» Exercise goal
Find and copy every line in the records that includes the string "text".

## start Exercise input

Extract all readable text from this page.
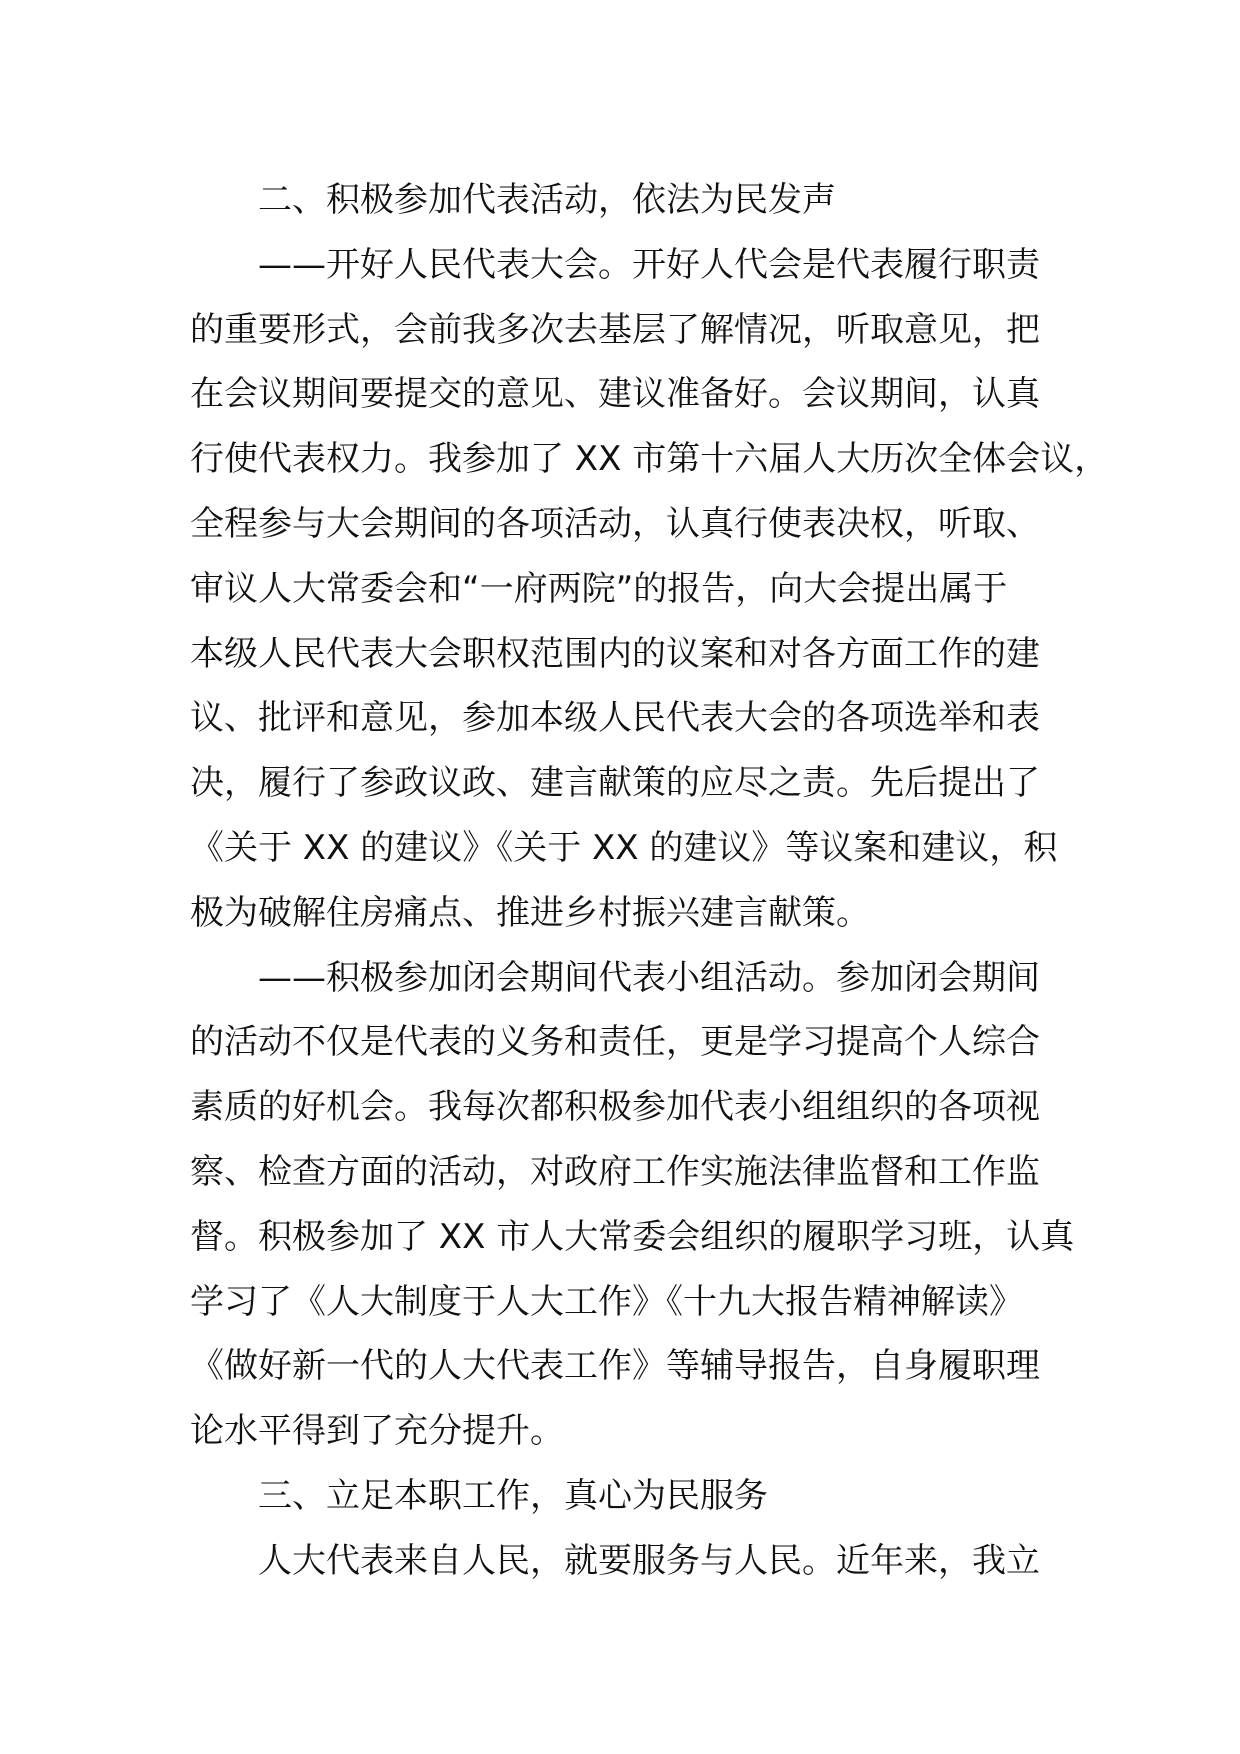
二、积极参加代表活动，依法为民发声
——开好人民代表大会。开好人代会是代表履行职责
的重要形式，会前我多次去基层了解情况，听取意见，把
在会议期间要提交的意见、建议准备好。会议期间，认真
行使代表权力。我参加了 XX 市第十六届人大历次全体会议，
全程参与大会期间的各项活动，认真行使表决权，听取、
审议人大常委会和“一府两院”的报告，向大会提出属于
本级人民代表大会职权范围内的议案和对各方面工作的建
议、批评和意见，参加本级人民代表大会的各项选举和表
决，履行了参政议政、建言献策的应尽之责。先后提出了
《关于 XX 的建议》《关于 XX 的建议》等议案和建议，积
极为破解住房痛点、推进乡村振兴建言献策。
——积极参加闭会期间代表小组活动。参加闭会期间
的活动不仅是代表的义务和责任，更是学习提高个人综合
素质的好机会。我每次都积极参加代表小组组织的各项视
察、检查方面的活动，对政府工作实施法律监督和工作监
督。积极参加了 XX 市人大常委会组织的履职学习班，认真
学习了《人大制度于人大工作》《十九大报告精神解读》
《做好新一代的人大代表工作》等辅导报告，自身履职理
论水平得到了充分提升。
三、立足本职工作，真心为民服务
人大代表来自人民，就要服务与人民。近年来，我立
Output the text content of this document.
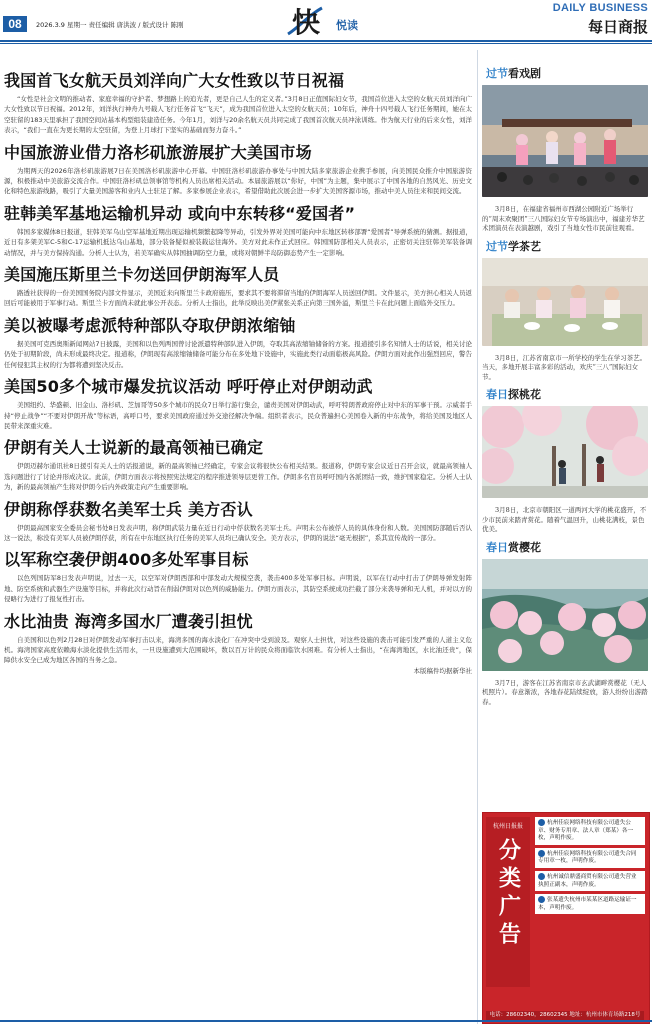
08	2026.3.9 星期一 责任编辑 唐洪波 / 版式设计 陈刚	快 悦读
DAILY BUSINESS
每日商报
我国首飞女航天员刘洋向广大女性致以节日祝福

“女性是社会文明的推动者、家庭幸福的守护者、梦想路上的追光者，更是自己人生的定义者。”3月8日正值国际妇女节，我国首位进入太空的女航天员刘洋向广大女性致以节日祝福。2012年，刘洋执行神舟九号载人飞行任务首飞“飞天”，成为我国首位进入太空的女航天员；10年后，神舟十四号载人飞行任务期间，她在太空驻留的183天里承担了我国空间站基本构型组装建造任务。今年1月，刘洋与20余名航天员共同完成了我国首次航天员冲泳训练。作为航天行业的后来女性，刘洋表示，“我们一直在为更长期的太空驻留，为登上月球打下坚实的基础而努力奋斗。”

中国旅游业借力洛杉矶旅游展扩大美国市场

为期两天的2026年洛杉矶旅游展7日在美国洛杉矶旅游中心开幕。中国驻洛杉矶旅游办事处与中国大陆多家旅游企业携手参展，向美国民众推介中国旅游资源，积极推动中美旅游交流合作。中国驻洛杉矶总领事馆等机构人员出席相关活动。本届旅游展以“你好，中国”为主题，集中展示了中国各地的自然风光、历史文化和特色旅游线路，吸引了大量美国游客和业内人士驻足了解。多家参展企业表示，希望借助此次展会进一步扩大美国客源市场，推动中美人员往来和民间交流。

驻韩美军基地运输机异动 或向中东转移“爱国者”

韩国多家媒体8日报道，驻韩美军乌山空军基地近期出现运输机频繁起降等异动，引发外界对美国可能向中东地区转移部署“爱国者”导弹系统的猜测。据报道，近日有多架美军C-5和C-17运输机抵达乌山基地，部分装备疑似被装载运往海外。美方对此未作正式回应。韩国国防部相关人员表示，正密切关注驻韩美军装备调动情况，并与美方保持沟通。分析人士认为，若美军确实从韩国抽调防空力量，或将对朝鲜半岛防御态势产生一定影响。

美国施压斯里兰卡勿送回伊朗海军人员

路透社获得的一份美国国务院内部文件显示，美国近来向斯里兰卡政府施压，要求其不要将滞留当地的伊朗海军人员送回伊朗。文件显示，美方担心相关人员返回后可能被用于军事行动。斯里兰卡方面尚未就此事公开表态。分析人士指出，此举反映出美伊紧张关系正向第三国外溢，斯里兰卡在此问题上面临外交压力。

美以被曝考虑派特种部队夺取伊朗浓缩铀

据美国可克西奥斯新闻网站7日披露，美国和以色列两国曾讨论派遣特种部队进入伊朗，夺取其高浓缩铀储备的方案。报道援引多名知情人士的话说，相关讨论仍处于初期阶段，尚未形成最终决定。报道称，伊朗现有高浓缩铀储备可能分布在多处地下设施中，实施此类行动面临极高风险。伊朗方面对此作出强烈回应，警告任何侵犯其主权的行为都将遭到坚决反击。

美国50多个城市爆发抗议活动 呼吁停止对伊朗动武

美国纽约、华盛顿、旧金山、洛杉矶、芝加哥等50多个城市的民众7日举行游行集会，谴责美国对伊朗动武，呼吁特朗普政府停止对中东的军事干预。示威者手持“停止战争”“不要对伊朗开战”等标语，高呼口号，要求美国政府通过外交途径解决争端。组织者表示，民众普遍担心美国卷入新的中东战争，将给美国及地区人民带来深重灾难。

伊朗有关人士说新的最高领袖已确定

伊朗迈赫尔通讯社8日援引有关人士的话报道说，新的最高领袖已经确定，专家会议将很快公布相关结果。报道称，伊朗专家会议近日召开会议，就最高领袖人选问题进行了讨论并形成决议。此前，伊朗方面表示将按照宪法规定的程序推进领导层更替工作。伊朗多名官员呼吁国内各派团结一致，维护国家稳定。分析人士认为，新的最高领袖产生将对伊朗今后内外政策走向产生重要影响。

伊朗称俘获数名美军士兵 美方否认

伊朗最高国家安全委员会秘书处8日发表声明，称伊朗武装力量在近日行动中俘获数名美军士兵。声明未公布被俘人员的具体身份和人数。美国国防部随后否认这一说法，称没有美军人员被伊朗俘获，所有在中东地区执行任务的美军人员均已确认安全。美方表示，伊朗的说法“毫无根据”，系其宣传战的一部分。

以军称空袭伊朗400多处军事目标

以色列国防军8日发表声明说，过去一天，以空军对伊朗西部和中部发动大规模空袭，袭击400多处军事目标。声明说，以军在行动中打击了伊朗导弹发射阵地、防空系统和武器生产设施等目标，并称此次行动旨在削弱伊朗对以色列的威胁能力。伊朗方面表示，其防空系统成功拦截了部分来袭导弹和无人机，并对以方的侵略行为进行了报复性打击。

水比油贵 海湾多国水厂遭袭引担忧

自美国和以色列2月28日对伊朗发动军事打击以来，海湾多国的海水淡化厂在冲突中受到波及。观察人士担忧，对这些设施的袭击可能引发严重的人道主义危机。海湾国家高度依赖海水淡化提供生活用水，一旦设施遭到大范围破坏，数以百万计的民众将面临饮水困难。有分析人士指出，“在海湾地区，水比油还贵”，保障供水安全已成为地区各国的当务之急。

本版稿件均据新华社
过节看戏剧

3月8日，在福建省福州市西湖公园附近广场举行的“周末欢聚团”三八国际妇女节专场演出中，福建芳华艺术团演员在表演越剧，戏引了当地女性市民前往观看。

过节学茶艺

3月8日，江苏省南京市一所学校的学生在学习茶艺。当天，多地开展丰富多彩的活动，欢庆“三八”国际妇女节。

春日探桃花

3月8日，北京市朝阳区一道两河大学的桃花盛开，不少市民前来踏青赏花。随着气温回升，山桃花满枝，景色优美。

春日赏樱花

3月7日，游客在江苏省南京市玄武湖畔赏樱花（无人机照片）。春意渐浓，各地春花陆续绽放，游人纷纷出游踏春。

杭州日报报
分类广告
杭州佳宸网络科技有限公司遗失公章、财务专用章、法人章（郑某）各一枚，声明作废。
杭州佳宸网络科技有限公司遗失合同专用章一枚，声明作废。
杭州诚信鼎盛商贸有限公司遗失营业执照正副本，声明作废。
张某遗失杭州市某某区道路运输证一本，声明作废。
电话：28602340，28602345 地址：杭州市体育场路218号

## end Exercise input

» Result below
Extract all readable text from this page.
Output the text content of this document.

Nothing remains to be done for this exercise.